# Required task:
Work out the number of lines with "folder" in them. Reply with that number and no other words.
╭──
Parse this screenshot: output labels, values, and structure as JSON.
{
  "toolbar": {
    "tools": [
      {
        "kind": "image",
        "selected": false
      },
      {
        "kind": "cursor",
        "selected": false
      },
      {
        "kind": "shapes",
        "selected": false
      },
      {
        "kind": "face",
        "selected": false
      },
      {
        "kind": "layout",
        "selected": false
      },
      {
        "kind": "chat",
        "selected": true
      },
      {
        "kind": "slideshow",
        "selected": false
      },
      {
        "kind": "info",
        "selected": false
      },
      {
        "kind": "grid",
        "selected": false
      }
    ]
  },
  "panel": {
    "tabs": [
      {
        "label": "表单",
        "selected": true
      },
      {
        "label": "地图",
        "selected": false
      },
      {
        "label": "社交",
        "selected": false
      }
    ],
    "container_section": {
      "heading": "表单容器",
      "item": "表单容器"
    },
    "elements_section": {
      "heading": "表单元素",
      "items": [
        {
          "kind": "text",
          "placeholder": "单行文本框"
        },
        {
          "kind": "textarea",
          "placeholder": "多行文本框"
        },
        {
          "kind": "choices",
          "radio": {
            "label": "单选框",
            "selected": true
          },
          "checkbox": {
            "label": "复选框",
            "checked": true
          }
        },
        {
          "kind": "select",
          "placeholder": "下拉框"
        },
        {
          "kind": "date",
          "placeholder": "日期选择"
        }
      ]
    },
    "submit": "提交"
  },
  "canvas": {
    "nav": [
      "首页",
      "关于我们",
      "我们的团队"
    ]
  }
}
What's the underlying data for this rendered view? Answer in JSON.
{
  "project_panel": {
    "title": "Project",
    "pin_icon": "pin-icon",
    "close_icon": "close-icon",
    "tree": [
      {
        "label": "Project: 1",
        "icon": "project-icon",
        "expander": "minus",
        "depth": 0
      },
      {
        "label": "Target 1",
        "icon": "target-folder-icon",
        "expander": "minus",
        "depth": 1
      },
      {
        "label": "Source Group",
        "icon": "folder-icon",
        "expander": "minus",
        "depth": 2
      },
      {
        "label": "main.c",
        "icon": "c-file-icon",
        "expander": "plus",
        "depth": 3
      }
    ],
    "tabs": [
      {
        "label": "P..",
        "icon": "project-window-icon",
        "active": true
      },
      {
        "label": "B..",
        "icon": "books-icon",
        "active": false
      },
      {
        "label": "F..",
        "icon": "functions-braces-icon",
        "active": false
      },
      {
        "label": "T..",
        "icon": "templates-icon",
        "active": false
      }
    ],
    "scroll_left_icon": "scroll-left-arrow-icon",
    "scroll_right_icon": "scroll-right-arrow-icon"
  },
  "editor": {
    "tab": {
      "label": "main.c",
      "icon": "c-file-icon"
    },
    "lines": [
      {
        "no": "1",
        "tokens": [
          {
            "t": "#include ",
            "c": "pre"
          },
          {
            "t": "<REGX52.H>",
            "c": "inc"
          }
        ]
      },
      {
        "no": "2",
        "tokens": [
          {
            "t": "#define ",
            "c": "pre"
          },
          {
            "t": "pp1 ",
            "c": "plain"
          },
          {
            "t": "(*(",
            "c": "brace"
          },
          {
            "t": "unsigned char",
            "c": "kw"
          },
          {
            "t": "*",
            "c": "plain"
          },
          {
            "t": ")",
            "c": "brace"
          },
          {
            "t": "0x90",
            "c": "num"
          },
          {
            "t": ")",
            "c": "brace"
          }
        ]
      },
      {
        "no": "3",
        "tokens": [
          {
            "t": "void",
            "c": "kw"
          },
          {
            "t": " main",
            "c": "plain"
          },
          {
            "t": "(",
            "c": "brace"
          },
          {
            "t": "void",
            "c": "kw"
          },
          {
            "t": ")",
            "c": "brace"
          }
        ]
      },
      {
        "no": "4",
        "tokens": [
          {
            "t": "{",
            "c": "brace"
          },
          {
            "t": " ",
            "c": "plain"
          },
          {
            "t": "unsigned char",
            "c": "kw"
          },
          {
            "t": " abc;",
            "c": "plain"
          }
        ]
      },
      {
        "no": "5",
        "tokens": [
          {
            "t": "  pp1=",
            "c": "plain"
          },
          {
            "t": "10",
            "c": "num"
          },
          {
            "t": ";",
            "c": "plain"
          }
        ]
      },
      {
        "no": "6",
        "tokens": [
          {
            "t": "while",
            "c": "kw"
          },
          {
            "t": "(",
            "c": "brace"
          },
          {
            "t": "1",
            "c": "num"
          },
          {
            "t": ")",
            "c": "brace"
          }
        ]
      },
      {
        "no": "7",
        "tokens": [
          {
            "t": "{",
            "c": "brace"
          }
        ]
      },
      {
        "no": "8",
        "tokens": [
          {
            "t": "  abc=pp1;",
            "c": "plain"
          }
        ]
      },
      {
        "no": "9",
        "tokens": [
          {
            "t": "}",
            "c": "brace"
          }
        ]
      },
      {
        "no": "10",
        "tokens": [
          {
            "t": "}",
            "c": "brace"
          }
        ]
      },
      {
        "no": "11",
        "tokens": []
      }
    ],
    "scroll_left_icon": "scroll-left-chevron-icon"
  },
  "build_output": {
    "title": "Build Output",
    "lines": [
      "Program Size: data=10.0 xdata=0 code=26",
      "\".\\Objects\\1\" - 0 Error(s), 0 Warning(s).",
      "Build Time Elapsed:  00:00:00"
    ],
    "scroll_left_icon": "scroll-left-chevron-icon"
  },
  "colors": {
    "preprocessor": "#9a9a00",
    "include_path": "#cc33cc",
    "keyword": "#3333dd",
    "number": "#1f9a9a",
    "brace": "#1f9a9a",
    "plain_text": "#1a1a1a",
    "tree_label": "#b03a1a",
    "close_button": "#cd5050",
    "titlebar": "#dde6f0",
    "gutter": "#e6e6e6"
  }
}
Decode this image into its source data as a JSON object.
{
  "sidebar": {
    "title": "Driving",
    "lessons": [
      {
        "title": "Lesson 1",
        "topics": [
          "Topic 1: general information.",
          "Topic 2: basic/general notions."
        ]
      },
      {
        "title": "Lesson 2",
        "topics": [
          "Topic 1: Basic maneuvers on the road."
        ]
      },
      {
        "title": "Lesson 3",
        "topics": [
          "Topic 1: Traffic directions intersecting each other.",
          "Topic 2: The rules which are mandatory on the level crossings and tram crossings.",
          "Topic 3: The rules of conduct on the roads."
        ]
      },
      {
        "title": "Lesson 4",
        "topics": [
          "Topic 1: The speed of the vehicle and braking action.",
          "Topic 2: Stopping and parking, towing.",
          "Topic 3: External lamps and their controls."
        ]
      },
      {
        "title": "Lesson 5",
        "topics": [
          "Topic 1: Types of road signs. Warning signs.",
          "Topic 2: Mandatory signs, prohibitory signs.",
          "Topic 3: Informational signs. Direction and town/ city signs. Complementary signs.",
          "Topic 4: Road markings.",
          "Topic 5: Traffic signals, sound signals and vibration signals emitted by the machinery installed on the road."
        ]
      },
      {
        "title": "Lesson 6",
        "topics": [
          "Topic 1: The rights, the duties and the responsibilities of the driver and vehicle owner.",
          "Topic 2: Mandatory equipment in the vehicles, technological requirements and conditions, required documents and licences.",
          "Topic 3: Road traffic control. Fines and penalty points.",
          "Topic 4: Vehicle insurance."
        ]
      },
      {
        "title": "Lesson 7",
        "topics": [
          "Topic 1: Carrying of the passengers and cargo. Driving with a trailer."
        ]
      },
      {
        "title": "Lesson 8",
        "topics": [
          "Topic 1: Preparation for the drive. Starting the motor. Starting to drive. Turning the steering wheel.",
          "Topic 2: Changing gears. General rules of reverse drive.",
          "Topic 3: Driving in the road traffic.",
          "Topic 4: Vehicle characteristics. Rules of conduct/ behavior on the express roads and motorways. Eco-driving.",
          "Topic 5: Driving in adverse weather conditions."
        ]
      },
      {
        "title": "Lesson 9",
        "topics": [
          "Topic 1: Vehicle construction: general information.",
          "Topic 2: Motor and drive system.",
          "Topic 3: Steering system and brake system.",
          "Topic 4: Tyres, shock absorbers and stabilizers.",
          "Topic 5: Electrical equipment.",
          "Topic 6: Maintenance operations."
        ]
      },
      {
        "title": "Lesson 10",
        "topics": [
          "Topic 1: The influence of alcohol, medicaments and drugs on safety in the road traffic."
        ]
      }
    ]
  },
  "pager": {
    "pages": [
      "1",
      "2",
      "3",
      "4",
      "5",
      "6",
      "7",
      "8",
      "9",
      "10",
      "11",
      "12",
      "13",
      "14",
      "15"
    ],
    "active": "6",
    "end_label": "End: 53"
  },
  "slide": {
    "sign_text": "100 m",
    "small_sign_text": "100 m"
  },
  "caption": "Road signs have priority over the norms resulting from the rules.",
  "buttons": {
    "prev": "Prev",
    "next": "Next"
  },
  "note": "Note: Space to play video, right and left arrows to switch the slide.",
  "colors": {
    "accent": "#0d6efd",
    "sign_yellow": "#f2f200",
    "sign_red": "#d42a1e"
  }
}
╰──
# Full output:
2